Task directions:
Keep only those lines of the records that include the string "message".

Records supplied:
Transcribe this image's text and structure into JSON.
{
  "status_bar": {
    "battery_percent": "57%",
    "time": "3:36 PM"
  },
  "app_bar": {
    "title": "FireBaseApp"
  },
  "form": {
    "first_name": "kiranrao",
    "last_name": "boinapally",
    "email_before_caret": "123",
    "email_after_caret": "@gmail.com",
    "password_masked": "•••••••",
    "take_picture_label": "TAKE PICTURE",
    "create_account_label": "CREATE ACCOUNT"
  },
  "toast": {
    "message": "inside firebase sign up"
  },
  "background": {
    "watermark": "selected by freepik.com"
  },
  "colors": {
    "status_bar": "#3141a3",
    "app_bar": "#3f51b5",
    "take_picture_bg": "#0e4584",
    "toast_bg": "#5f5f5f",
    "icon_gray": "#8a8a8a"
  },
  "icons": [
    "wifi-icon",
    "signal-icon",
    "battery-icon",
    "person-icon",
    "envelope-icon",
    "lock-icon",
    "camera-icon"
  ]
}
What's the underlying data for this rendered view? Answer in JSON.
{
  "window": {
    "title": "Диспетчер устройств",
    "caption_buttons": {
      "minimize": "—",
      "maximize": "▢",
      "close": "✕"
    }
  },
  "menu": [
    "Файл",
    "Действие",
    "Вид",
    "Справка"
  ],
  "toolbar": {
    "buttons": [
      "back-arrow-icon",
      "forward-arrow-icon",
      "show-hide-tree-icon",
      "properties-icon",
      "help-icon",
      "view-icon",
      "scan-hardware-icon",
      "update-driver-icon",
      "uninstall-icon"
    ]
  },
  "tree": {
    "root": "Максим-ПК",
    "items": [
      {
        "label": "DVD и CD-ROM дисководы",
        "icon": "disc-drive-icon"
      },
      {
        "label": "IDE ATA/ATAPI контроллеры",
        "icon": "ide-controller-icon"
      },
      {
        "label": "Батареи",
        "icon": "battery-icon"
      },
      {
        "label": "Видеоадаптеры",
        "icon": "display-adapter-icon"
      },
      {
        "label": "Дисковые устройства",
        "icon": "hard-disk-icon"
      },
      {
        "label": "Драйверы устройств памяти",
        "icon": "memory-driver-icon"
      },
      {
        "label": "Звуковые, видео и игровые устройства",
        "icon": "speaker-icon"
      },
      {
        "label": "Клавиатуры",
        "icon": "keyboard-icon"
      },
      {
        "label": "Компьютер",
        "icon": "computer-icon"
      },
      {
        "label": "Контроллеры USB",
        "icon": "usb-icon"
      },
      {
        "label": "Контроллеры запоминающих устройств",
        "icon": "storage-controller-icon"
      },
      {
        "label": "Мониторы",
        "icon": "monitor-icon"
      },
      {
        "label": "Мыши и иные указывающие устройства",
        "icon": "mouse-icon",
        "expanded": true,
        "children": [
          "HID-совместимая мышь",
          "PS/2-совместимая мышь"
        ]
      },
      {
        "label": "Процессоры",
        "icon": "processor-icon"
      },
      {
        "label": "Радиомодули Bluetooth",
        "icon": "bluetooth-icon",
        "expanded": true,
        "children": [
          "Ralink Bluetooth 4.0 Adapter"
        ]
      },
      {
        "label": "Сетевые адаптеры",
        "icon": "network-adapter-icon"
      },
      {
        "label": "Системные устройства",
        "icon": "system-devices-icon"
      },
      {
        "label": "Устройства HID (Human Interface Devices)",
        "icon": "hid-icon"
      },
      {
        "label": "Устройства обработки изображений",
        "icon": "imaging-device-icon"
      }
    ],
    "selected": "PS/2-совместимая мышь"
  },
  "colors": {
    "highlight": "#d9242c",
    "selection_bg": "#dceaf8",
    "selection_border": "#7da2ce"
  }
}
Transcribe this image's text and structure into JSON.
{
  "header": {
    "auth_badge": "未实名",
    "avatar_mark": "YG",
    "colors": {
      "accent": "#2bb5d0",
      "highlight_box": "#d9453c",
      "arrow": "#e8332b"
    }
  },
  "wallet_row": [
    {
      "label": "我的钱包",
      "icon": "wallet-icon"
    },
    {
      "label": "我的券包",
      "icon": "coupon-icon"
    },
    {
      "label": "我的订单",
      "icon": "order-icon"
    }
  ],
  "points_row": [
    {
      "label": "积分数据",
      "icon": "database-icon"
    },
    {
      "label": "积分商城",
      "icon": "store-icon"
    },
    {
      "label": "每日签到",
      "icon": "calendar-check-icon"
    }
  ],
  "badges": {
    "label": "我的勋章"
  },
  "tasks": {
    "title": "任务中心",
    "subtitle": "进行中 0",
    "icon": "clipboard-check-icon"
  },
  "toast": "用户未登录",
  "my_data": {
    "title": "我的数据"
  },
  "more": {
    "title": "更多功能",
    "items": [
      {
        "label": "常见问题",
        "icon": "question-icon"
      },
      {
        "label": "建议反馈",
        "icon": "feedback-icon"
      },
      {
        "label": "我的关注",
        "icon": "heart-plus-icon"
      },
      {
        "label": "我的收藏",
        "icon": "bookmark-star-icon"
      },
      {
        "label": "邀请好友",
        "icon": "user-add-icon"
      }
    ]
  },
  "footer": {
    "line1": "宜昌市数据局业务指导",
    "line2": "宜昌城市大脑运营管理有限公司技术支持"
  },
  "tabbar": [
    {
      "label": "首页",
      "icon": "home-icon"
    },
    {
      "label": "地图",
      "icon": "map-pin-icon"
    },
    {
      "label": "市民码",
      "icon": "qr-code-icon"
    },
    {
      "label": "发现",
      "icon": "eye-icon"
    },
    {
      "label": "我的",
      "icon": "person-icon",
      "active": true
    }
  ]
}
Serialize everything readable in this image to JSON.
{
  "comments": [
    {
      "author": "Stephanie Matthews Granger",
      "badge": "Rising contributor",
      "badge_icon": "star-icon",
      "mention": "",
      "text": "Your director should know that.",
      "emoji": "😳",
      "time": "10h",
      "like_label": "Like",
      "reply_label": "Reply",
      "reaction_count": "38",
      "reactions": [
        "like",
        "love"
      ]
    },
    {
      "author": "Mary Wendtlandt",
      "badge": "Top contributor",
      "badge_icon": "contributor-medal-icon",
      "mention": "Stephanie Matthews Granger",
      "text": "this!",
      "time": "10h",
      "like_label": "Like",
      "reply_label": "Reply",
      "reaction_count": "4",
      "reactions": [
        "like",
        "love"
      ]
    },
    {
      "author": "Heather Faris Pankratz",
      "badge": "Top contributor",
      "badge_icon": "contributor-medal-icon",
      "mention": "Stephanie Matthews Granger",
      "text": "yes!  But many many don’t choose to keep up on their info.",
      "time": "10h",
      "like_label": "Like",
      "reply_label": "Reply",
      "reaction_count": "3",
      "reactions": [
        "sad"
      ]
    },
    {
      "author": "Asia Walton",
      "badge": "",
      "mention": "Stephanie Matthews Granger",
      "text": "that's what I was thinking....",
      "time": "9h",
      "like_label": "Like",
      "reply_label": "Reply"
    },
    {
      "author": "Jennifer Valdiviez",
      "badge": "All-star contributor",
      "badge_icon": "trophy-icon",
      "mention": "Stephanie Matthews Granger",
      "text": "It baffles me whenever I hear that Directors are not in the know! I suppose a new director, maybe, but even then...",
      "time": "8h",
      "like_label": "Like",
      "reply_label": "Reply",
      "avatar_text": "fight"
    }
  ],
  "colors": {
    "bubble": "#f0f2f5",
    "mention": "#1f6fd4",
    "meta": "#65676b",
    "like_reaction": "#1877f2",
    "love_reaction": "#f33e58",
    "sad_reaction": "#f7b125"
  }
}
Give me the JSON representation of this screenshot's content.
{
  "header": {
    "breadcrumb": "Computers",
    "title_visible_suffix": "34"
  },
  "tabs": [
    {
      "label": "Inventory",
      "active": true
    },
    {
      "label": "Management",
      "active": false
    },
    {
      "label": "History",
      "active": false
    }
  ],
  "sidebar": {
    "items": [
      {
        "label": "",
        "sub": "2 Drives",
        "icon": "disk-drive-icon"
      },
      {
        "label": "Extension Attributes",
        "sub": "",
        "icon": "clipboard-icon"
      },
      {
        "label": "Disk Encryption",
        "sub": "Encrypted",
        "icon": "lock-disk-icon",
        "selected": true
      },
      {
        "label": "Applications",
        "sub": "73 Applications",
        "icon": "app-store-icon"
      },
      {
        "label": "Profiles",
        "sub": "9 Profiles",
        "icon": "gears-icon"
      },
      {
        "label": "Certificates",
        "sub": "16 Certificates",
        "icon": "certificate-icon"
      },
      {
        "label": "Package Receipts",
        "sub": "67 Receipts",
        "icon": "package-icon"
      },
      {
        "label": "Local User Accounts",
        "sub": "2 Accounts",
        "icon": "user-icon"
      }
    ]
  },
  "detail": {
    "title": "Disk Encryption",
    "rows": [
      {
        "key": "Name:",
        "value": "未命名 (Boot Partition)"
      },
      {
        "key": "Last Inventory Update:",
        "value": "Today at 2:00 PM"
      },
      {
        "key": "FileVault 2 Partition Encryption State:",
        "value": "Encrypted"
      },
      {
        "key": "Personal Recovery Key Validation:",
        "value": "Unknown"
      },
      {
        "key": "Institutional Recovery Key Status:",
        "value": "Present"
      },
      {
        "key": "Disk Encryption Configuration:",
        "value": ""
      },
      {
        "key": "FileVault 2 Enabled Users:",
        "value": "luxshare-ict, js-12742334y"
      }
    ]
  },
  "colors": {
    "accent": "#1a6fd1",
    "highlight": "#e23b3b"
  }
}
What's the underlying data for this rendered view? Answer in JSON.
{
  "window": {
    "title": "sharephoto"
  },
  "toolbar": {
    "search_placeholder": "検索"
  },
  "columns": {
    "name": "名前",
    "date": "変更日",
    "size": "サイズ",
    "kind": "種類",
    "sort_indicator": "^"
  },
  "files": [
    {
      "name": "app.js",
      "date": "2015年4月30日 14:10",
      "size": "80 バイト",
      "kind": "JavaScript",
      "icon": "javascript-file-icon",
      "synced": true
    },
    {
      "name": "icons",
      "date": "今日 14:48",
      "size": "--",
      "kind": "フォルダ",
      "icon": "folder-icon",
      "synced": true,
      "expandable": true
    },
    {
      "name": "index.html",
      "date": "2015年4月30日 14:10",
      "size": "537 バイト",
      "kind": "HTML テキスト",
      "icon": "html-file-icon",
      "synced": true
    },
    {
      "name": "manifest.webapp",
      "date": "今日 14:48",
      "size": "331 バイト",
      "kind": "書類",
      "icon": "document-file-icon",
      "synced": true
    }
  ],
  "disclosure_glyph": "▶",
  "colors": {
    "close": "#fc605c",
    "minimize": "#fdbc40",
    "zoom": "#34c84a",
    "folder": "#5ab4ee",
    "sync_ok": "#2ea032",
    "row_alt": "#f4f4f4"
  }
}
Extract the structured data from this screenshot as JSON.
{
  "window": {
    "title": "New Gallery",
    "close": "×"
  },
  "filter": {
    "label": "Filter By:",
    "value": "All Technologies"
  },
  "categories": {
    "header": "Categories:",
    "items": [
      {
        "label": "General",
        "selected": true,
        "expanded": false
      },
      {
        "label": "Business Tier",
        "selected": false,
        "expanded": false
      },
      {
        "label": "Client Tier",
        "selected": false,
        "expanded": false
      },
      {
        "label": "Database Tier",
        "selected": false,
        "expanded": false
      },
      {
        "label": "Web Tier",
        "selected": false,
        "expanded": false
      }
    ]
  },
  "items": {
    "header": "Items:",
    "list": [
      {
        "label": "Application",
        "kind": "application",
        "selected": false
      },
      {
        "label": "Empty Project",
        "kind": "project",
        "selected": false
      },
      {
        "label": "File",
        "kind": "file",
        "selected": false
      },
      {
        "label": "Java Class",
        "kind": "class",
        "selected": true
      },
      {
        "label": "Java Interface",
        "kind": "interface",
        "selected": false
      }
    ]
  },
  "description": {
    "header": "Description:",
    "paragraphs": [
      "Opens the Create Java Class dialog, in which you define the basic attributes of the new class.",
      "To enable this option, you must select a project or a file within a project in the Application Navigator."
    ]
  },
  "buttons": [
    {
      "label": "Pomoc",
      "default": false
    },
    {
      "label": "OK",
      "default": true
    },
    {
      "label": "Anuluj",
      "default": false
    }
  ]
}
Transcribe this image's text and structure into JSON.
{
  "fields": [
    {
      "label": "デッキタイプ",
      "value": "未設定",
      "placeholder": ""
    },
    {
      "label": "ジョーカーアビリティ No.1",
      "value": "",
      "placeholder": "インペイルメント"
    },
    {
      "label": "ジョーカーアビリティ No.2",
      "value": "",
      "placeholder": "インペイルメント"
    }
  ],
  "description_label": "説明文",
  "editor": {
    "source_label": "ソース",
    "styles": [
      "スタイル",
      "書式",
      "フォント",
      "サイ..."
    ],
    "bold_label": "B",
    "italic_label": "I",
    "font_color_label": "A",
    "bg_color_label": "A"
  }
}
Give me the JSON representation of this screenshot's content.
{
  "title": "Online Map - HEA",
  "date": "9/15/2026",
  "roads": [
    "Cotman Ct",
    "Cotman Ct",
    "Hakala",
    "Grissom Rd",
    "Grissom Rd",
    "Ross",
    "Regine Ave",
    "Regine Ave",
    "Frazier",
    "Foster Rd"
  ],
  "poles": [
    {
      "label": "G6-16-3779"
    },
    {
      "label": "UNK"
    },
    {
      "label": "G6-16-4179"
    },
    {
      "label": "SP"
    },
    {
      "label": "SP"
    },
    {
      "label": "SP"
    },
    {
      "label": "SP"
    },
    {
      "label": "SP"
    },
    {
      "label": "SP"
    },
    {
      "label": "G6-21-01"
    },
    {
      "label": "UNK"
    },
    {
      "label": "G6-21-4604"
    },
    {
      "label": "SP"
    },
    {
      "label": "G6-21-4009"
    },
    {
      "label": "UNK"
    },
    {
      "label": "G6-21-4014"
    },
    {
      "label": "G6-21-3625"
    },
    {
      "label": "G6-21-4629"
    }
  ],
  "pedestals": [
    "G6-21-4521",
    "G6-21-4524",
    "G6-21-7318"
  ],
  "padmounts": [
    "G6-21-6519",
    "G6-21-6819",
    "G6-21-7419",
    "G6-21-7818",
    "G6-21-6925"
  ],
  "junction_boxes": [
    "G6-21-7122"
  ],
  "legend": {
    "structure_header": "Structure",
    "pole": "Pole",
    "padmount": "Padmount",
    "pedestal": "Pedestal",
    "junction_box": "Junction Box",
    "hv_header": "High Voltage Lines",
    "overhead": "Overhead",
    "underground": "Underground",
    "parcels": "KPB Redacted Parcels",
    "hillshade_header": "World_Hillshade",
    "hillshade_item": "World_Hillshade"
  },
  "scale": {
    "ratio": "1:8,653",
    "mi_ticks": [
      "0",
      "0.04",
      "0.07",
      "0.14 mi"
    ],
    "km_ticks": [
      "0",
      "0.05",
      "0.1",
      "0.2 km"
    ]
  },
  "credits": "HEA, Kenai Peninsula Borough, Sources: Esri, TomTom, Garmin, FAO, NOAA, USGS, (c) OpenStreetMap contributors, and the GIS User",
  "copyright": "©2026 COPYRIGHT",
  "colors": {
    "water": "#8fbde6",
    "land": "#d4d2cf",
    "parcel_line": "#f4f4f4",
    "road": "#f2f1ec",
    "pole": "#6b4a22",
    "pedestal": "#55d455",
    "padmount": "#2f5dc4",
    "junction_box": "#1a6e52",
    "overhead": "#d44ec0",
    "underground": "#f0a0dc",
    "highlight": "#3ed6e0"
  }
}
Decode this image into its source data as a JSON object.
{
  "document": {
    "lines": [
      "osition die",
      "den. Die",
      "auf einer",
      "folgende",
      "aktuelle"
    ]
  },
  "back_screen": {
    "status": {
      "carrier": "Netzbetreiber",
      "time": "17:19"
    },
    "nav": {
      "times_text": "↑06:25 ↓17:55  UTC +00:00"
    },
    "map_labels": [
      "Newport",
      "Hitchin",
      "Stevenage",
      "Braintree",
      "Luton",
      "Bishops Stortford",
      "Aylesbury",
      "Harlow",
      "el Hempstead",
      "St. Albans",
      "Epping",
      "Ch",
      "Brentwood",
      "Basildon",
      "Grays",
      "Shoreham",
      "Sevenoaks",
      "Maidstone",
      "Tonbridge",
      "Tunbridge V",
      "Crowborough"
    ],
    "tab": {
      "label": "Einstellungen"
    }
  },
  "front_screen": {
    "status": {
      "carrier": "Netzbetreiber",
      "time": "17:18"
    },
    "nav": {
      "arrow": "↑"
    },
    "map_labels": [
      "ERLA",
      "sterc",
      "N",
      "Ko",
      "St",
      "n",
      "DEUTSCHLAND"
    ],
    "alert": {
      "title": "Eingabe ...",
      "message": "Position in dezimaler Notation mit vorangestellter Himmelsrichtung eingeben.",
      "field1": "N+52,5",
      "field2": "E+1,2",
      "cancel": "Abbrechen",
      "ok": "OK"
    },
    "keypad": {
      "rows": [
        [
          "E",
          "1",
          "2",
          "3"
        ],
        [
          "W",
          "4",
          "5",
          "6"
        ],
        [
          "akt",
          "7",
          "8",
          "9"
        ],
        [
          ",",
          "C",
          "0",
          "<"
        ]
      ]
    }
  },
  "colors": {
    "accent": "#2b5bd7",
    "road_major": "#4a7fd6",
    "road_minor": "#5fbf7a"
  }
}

Worked answer:
    "message": "inside firebase sign up"
      "message": "Position in dezimaler Notation mit vorangestellter Himmelsrichtung eingeben.",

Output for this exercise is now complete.